# Given instruction
Work out the number of lines with "structured" in them. Reply with that number and no other words.

Stored data

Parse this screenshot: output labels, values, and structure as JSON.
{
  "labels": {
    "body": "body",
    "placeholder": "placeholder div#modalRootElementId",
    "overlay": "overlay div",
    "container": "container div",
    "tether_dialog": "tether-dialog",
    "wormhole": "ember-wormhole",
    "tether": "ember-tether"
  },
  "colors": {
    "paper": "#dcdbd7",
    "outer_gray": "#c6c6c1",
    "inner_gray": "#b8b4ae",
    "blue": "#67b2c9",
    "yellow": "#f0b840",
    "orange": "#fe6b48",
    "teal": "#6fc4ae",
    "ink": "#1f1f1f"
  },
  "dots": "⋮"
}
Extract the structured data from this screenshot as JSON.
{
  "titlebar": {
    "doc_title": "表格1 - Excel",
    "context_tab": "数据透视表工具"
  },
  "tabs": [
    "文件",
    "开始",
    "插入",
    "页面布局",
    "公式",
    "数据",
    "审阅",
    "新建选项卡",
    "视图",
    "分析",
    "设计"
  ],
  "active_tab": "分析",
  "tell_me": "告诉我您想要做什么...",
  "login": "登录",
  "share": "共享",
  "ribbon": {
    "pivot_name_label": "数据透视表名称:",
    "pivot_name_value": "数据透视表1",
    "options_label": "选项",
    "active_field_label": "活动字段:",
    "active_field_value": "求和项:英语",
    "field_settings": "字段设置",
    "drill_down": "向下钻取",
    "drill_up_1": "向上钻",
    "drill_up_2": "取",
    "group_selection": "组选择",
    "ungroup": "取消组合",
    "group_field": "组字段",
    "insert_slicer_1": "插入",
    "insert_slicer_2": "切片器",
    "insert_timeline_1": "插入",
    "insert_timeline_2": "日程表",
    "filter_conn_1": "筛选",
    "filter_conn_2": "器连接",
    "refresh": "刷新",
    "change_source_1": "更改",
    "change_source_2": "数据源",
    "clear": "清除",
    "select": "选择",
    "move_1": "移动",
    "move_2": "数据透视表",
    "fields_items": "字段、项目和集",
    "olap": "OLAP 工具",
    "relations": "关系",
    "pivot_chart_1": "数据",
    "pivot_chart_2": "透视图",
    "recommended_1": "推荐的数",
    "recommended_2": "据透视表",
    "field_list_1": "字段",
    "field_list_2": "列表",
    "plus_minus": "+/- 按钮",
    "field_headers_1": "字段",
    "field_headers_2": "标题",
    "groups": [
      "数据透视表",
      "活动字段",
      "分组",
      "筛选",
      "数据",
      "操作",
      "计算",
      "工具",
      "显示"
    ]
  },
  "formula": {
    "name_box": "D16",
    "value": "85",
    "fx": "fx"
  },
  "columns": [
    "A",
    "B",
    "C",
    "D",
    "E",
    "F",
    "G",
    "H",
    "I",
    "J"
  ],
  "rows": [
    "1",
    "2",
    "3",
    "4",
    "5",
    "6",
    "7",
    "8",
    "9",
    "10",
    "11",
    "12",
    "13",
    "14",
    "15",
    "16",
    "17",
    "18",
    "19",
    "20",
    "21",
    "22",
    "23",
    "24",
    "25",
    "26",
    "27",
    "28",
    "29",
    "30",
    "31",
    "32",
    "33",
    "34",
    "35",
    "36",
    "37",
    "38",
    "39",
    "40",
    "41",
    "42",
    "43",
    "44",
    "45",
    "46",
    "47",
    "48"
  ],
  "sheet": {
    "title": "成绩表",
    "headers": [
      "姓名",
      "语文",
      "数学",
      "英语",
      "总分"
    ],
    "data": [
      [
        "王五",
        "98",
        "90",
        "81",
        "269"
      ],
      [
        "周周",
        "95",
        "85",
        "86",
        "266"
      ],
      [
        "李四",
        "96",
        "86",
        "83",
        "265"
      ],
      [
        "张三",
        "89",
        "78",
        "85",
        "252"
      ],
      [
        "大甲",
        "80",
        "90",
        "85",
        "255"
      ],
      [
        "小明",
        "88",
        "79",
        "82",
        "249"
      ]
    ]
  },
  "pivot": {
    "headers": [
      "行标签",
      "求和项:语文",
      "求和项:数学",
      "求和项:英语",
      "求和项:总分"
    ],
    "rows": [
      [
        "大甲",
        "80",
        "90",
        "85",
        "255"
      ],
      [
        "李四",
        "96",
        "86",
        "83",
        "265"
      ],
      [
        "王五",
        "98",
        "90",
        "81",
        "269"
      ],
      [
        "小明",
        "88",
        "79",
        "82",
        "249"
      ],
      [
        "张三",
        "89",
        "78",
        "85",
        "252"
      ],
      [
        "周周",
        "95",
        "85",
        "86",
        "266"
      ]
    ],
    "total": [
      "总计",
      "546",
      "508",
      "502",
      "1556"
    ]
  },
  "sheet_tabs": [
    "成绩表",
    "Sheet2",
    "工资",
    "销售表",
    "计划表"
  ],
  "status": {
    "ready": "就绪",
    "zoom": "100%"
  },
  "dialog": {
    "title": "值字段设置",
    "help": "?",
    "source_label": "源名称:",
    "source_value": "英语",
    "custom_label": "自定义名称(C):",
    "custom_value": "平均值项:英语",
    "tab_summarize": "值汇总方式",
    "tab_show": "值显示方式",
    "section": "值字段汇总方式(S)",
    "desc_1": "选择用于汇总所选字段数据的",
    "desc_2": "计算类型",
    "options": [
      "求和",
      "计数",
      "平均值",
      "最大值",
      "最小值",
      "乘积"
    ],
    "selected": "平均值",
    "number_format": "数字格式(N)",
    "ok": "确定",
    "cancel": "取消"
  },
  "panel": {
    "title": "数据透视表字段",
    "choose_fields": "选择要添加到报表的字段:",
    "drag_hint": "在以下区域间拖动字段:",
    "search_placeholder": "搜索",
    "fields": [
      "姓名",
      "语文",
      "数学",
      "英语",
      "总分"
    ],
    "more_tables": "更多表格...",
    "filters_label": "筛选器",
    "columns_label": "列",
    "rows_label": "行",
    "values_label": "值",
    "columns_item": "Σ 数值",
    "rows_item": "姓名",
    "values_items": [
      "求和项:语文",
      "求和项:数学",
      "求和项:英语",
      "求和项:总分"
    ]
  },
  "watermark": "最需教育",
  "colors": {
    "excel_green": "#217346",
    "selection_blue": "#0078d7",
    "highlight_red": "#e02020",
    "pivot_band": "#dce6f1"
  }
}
---
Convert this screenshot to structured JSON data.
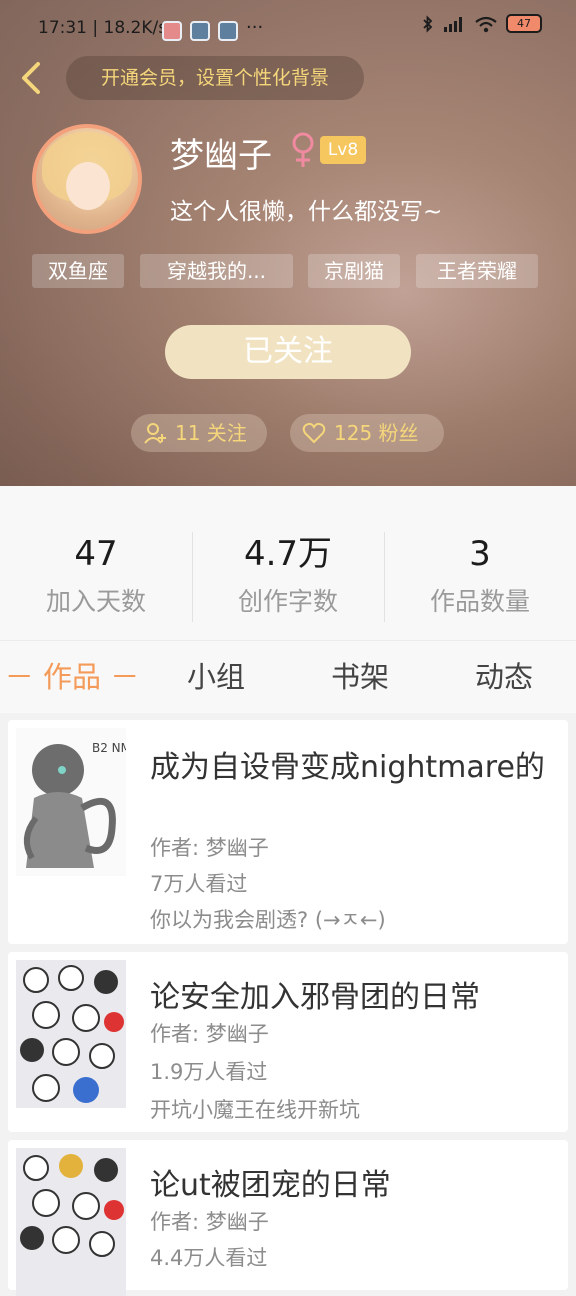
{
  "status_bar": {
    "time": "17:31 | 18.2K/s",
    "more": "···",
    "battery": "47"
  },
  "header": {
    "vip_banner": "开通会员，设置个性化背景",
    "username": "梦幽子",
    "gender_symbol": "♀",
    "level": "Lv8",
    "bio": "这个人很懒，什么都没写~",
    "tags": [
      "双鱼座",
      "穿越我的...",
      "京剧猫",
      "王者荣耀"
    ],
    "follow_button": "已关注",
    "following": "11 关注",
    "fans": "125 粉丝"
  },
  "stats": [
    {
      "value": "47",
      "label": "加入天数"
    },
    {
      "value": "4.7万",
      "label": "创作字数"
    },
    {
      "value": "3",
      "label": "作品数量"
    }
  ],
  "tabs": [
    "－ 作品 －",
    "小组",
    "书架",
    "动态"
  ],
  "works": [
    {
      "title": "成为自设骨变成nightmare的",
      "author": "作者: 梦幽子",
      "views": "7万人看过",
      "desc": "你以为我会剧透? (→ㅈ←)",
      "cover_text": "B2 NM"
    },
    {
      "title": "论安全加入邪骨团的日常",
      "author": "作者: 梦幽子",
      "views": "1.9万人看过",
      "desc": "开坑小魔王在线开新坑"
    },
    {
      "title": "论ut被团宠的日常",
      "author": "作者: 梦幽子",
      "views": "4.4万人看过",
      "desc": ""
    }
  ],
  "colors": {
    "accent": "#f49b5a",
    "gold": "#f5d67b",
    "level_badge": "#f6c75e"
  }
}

# Answer to the problem
2